The problem => In the entries below, find every line with "Growth" and copy it.

Records provided =>
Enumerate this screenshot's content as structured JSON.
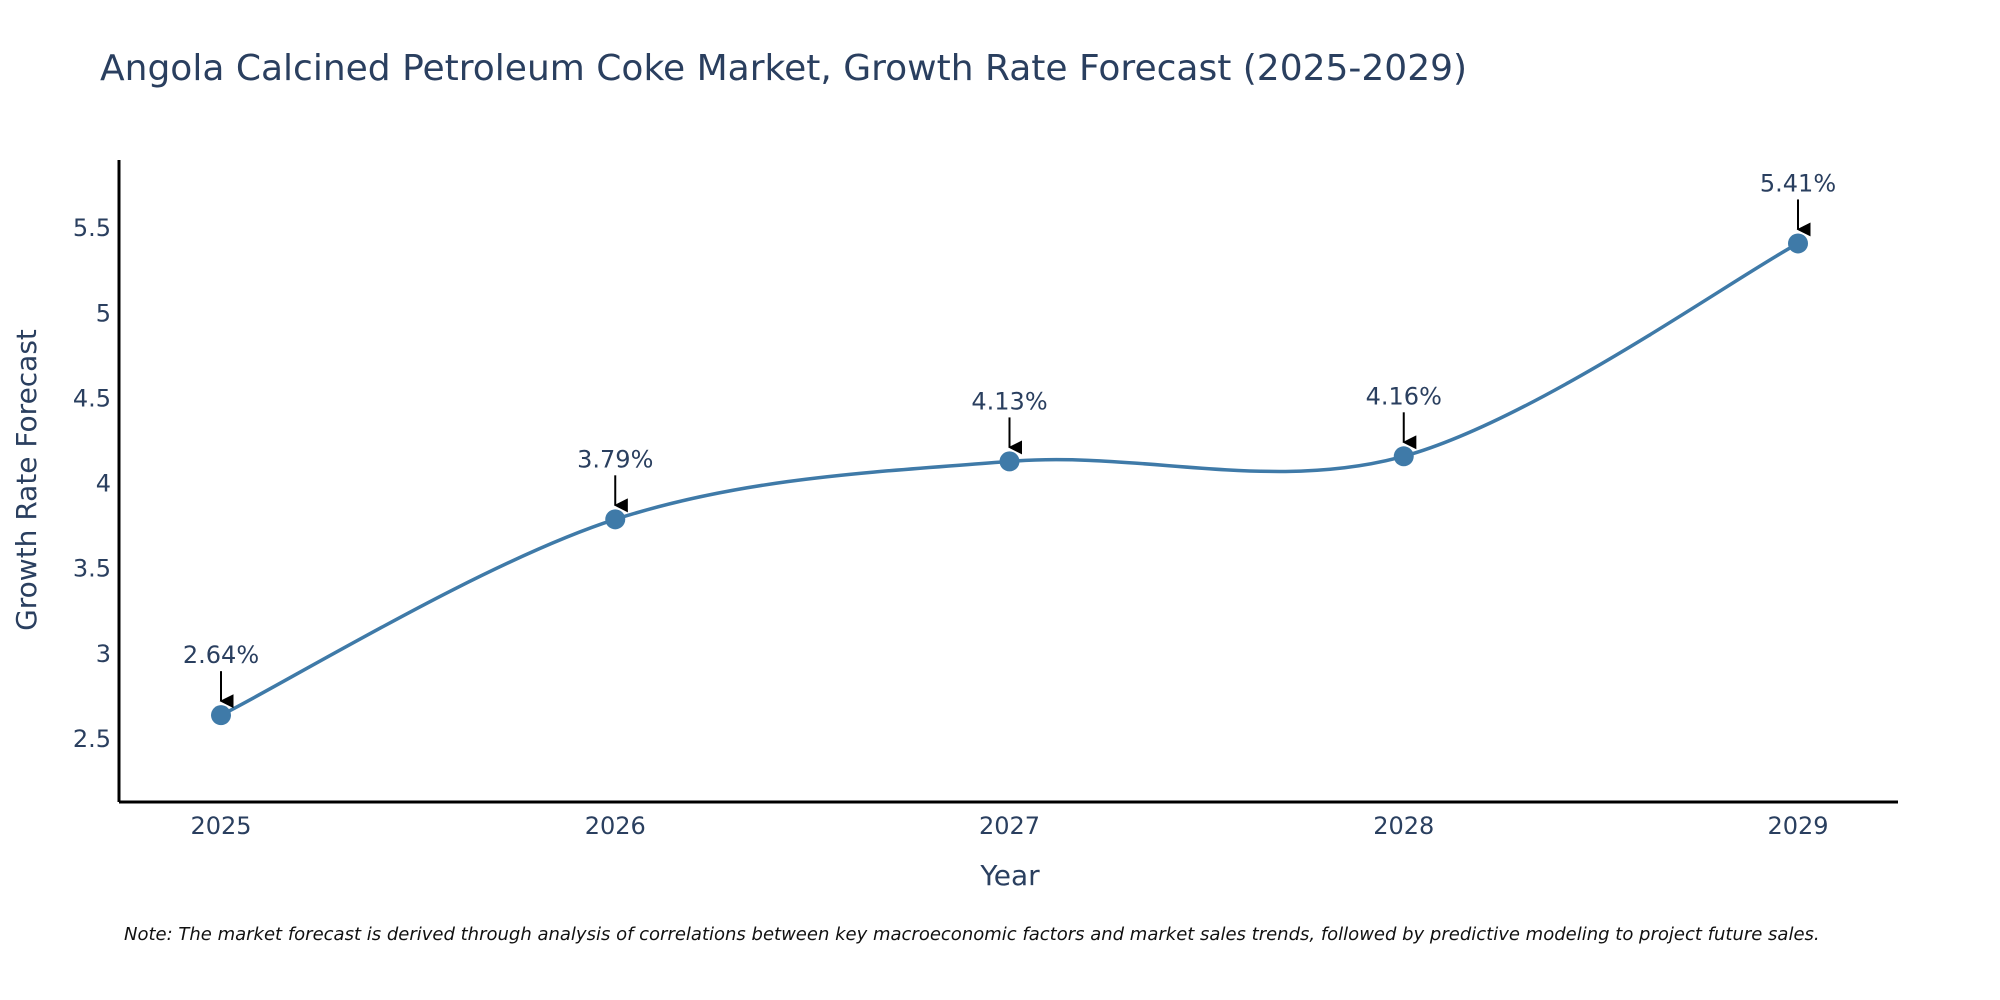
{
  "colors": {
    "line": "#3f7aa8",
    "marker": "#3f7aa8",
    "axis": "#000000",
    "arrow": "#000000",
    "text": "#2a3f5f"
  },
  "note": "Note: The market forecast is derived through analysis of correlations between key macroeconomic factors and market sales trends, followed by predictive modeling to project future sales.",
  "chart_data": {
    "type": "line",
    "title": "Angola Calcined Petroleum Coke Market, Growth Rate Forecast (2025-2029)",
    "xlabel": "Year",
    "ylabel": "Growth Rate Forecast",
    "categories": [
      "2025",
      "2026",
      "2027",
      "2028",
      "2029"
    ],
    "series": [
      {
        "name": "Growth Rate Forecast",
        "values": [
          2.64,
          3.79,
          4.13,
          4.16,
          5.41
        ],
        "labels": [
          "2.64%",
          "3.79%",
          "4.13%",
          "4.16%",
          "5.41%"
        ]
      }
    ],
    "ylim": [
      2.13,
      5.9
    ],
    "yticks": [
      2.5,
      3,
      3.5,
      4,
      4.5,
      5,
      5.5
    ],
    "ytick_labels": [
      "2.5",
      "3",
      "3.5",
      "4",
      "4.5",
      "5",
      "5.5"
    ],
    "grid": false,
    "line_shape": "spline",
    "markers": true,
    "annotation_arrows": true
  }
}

Expected answer =>
    "title": "Angola Calcined Petroleum Coke Market, Growth Rate Forecast (2025-2029)",
    "ylabel": "Growth Rate Forecast",
        "name": "Growth Rate Forecast",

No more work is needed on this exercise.